** Start Entries **

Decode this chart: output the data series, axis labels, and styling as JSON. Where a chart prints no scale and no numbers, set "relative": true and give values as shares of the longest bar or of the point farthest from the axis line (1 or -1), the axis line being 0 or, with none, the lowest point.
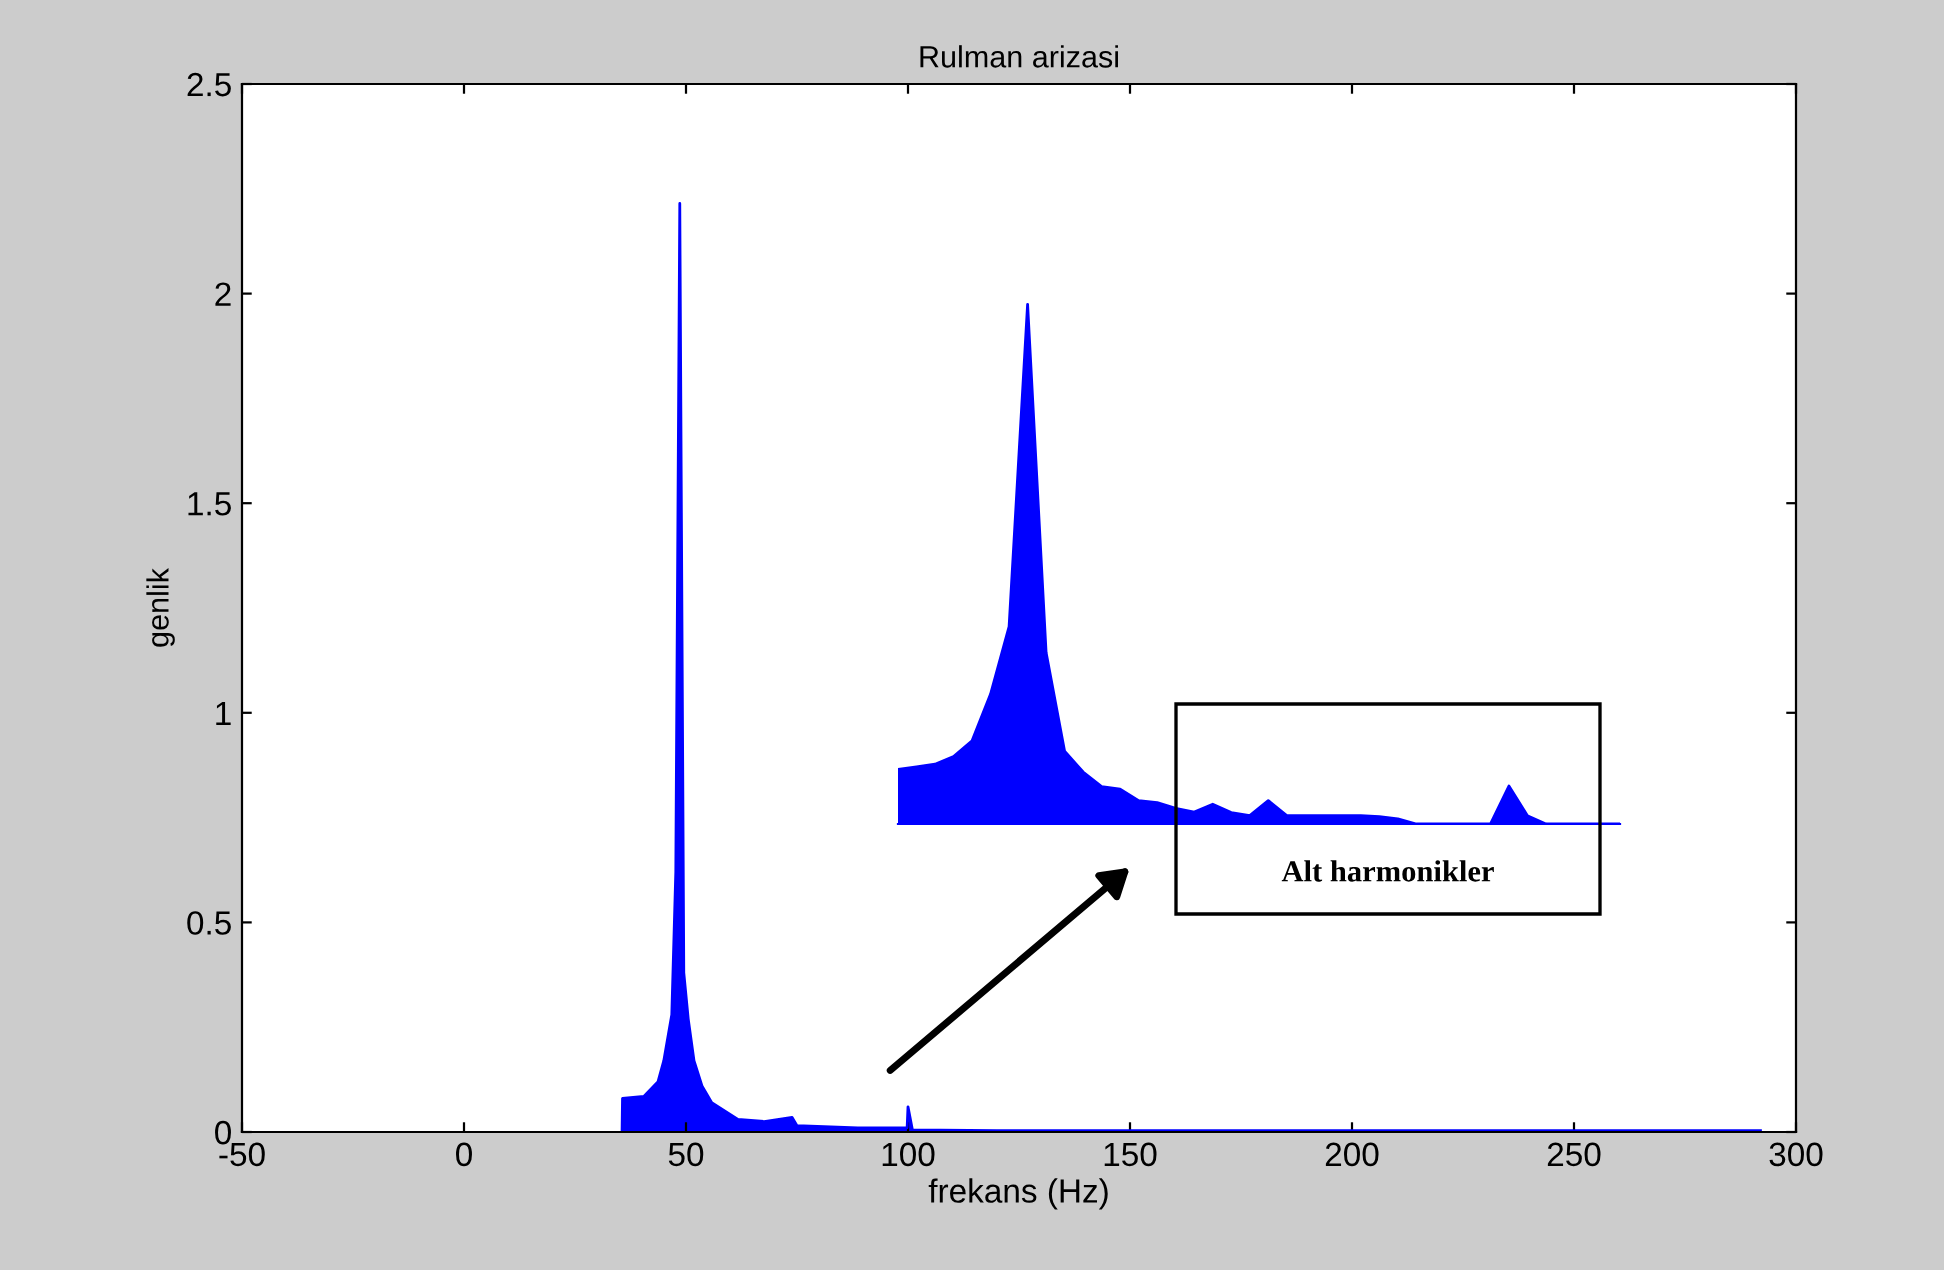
{
  "chart_data": [
    {
      "type": "area",
      "title": "Rulman arizasi",
      "xlabel": "frekans (Hz)",
      "ylabel": "genlik",
      "xlim": [
        -50,
        300
      ],
      "ylim": [
        0,
        2.5
      ],
      "xticks": [
        -50,
        0,
        50,
        100,
        150,
        200,
        250,
        300
      ],
      "yticks": [
        0,
        0.5,
        1,
        1.5,
        2,
        2.5
      ],
      "grid": false,
      "legend": false,
      "series": [
        {
          "color": "#0000ff",
          "x": [
            35.6,
            35.7,
            40.5,
            43.7,
            45,
            46.8,
            47.7,
            48.6,
            49.5,
            50.5,
            51.8,
            53.6,
            55.8,
            61.7,
            67.6,
            73.9,
            75,
            88.7,
            99.8,
            100,
            101,
            120,
            200,
            292
          ],
          "values": [
            0,
            0.08,
            0.085,
            0.12,
            0.17,
            0.28,
            0.62,
            2.215,
            0.38,
            0.27,
            0.17,
            0.11,
            0.07,
            0.03,
            0.025,
            0.035,
            0.015,
            0.01,
            0.01,
            0.06,
            0.005,
            0.003,
            0.003,
            0.003
          ]
        }
      ]
    },
    {
      "type": "area",
      "relative": true,
      "annotations": [
        "Alt harmonikler"
      ],
      "categories": [
        null,
        null,
        null,
        null,
        null,
        null,
        null,
        null,
        null,
        null,
        null,
        null,
        null,
        null,
        null,
        null,
        null,
        null,
        null,
        null,
        null,
        null,
        null,
        null,
        null,
        null,
        null,
        null,
        null,
        null,
        null,
        null,
        null,
        null,
        null,
        null,
        null,
        null,
        null,
        null
      ],
      "series": [
        {
          "color": "#0000ff",
          "values": [
            0.105,
            0.11,
            0.115,
            0.13,
            0.16,
            0.25,
            0.38,
            1.0,
            0.33,
            0.14,
            0.1,
            0.072,
            0.067,
            0.045,
            0.041,
            0.03,
            0.023,
            0.038,
            0.022,
            0.016,
            0.045,
            0.016,
            0.016,
            0.016,
            0.016,
            0.016,
            0.014,
            0.01,
            0,
            0,
            0,
            0,
            0,
            0.073,
            0.016,
            0,
            0,
            0,
            0,
            0
          ]
        }
      ]
    }
  ]
}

** End Entries **

▶ [Written task]
Find each line holding "relative". Copy it out.

▶ [Full solution]
Decode this chart: output the data series, axis labels, and styling as JSON. Where a chart prints no scale and no numbers, set "relative": true and give values as shares of the longest bar or of the point farthest from the axis line (1 or -1), the axis line being 0 or, with none, the lowest point.
      "relative": true,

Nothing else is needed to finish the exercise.